— What to work on —
Which lines in the records below contain the word "видео"? Copy each of them.

— Input —
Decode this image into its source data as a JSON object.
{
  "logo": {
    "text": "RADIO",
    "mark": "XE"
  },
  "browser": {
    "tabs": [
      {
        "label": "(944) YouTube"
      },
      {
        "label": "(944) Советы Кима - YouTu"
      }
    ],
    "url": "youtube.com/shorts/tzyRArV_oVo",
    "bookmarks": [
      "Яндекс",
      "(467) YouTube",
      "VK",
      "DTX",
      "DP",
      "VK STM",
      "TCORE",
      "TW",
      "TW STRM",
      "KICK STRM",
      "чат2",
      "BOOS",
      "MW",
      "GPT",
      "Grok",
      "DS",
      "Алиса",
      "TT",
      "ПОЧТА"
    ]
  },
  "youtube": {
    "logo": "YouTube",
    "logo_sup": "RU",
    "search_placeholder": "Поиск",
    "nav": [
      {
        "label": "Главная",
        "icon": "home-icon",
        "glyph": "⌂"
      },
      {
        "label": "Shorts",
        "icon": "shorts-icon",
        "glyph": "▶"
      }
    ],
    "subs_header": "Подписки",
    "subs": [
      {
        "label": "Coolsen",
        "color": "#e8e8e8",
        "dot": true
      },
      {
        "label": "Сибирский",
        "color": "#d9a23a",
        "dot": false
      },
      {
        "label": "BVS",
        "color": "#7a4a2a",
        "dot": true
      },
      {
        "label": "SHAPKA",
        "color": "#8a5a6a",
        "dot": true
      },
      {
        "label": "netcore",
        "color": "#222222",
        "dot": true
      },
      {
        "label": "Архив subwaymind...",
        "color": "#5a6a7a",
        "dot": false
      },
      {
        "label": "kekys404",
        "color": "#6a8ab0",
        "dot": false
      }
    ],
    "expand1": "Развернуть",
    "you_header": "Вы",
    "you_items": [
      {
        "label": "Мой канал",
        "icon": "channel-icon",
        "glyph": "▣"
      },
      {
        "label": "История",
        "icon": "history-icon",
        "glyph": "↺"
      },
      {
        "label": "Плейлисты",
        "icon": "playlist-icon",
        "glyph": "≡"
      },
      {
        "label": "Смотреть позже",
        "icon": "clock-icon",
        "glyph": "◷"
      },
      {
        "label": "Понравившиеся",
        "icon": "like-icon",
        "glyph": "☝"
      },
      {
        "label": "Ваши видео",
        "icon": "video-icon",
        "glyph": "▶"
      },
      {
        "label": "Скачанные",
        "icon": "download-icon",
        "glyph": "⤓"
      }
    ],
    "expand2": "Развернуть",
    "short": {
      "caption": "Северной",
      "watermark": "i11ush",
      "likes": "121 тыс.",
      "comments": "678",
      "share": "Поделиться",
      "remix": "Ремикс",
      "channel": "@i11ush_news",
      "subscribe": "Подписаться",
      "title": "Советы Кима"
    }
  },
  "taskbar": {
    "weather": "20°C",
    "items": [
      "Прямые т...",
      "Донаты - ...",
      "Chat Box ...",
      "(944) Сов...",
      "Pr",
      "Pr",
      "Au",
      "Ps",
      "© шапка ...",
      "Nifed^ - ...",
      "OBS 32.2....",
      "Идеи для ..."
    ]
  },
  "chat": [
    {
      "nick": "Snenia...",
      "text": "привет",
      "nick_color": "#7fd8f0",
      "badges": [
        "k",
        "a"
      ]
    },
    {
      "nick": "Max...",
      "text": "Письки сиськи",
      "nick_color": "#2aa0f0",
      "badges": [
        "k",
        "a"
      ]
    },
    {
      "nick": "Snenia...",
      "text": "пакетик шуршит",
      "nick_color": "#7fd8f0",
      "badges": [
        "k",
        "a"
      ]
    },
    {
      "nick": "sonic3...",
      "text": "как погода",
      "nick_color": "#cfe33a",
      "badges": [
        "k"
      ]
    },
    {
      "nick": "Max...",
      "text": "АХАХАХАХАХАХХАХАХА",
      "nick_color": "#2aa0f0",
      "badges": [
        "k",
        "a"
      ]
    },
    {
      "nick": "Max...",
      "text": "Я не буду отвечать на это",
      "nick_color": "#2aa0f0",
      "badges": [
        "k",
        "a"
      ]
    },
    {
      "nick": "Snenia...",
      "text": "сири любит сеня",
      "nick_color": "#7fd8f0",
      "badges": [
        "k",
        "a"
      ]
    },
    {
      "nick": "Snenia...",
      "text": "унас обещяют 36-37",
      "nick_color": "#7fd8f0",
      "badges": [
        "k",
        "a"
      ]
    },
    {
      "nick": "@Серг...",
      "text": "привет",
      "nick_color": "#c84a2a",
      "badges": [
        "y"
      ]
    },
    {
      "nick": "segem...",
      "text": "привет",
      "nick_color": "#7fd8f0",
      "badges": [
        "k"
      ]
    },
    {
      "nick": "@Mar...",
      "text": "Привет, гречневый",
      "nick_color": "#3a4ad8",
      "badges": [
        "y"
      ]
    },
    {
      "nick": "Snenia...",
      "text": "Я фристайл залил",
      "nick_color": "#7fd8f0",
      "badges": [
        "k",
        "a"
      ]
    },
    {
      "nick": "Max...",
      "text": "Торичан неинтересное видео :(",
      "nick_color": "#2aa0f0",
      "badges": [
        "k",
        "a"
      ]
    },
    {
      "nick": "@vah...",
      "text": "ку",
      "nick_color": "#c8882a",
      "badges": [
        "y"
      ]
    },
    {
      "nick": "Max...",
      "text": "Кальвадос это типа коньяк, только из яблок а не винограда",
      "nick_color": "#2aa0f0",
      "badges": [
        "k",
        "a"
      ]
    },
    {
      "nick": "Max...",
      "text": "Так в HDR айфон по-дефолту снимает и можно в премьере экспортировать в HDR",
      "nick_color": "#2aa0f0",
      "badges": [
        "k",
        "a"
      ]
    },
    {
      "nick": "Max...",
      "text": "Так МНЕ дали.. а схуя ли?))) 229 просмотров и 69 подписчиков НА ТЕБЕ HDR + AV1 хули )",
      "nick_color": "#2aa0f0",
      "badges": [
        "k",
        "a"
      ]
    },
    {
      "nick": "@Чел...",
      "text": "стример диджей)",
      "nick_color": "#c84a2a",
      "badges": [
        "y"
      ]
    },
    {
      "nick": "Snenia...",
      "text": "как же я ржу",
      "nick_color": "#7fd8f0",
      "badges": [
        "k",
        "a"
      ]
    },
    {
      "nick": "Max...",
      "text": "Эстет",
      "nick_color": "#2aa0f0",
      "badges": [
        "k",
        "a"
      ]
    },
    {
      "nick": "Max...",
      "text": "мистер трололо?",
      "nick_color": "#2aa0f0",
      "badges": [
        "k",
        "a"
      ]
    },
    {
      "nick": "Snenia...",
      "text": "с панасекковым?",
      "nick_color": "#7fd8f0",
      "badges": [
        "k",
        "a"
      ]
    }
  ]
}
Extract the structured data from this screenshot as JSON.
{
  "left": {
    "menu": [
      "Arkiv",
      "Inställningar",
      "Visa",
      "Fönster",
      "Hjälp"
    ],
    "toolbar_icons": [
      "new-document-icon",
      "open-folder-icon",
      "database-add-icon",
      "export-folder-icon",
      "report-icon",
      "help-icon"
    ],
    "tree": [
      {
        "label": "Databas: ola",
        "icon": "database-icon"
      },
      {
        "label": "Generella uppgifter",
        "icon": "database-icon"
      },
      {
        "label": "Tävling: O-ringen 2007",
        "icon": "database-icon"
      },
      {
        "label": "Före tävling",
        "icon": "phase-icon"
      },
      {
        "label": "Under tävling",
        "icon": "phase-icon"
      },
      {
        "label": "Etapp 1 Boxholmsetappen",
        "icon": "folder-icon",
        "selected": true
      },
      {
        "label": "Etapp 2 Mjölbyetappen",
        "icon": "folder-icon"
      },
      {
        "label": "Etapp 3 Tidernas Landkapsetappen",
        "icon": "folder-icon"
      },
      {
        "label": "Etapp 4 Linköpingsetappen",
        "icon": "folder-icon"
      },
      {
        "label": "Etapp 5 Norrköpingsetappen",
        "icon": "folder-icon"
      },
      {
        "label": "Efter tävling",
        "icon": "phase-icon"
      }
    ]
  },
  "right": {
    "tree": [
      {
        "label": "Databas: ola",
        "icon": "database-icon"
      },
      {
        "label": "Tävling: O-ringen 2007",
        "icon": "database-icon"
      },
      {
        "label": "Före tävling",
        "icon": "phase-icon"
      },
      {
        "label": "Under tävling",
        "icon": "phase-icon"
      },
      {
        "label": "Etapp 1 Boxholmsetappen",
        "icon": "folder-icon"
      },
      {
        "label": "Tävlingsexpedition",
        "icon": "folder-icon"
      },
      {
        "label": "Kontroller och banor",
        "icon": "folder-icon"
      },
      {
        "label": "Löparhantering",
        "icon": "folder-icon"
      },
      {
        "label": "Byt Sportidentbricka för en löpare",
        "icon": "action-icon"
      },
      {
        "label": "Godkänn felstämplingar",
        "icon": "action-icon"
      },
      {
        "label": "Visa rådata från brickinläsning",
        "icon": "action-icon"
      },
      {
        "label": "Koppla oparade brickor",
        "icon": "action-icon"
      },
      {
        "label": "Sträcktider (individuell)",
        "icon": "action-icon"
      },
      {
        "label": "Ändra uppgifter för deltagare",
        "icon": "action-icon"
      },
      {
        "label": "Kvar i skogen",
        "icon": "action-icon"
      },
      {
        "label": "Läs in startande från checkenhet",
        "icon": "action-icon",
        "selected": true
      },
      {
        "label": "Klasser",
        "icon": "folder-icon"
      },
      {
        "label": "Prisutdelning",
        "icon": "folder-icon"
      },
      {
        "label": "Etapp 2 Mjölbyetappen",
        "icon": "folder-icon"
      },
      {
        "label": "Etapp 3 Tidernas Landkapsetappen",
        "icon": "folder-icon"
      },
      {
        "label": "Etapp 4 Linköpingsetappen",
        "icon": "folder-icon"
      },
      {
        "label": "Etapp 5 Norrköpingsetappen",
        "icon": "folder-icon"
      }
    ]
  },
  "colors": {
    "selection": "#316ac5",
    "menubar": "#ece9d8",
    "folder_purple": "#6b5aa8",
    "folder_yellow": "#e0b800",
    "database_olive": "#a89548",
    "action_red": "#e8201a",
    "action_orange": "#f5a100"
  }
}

— Answer —
        "label": "Ваши видео",
      "text": "Торичан неинтересное видео :(",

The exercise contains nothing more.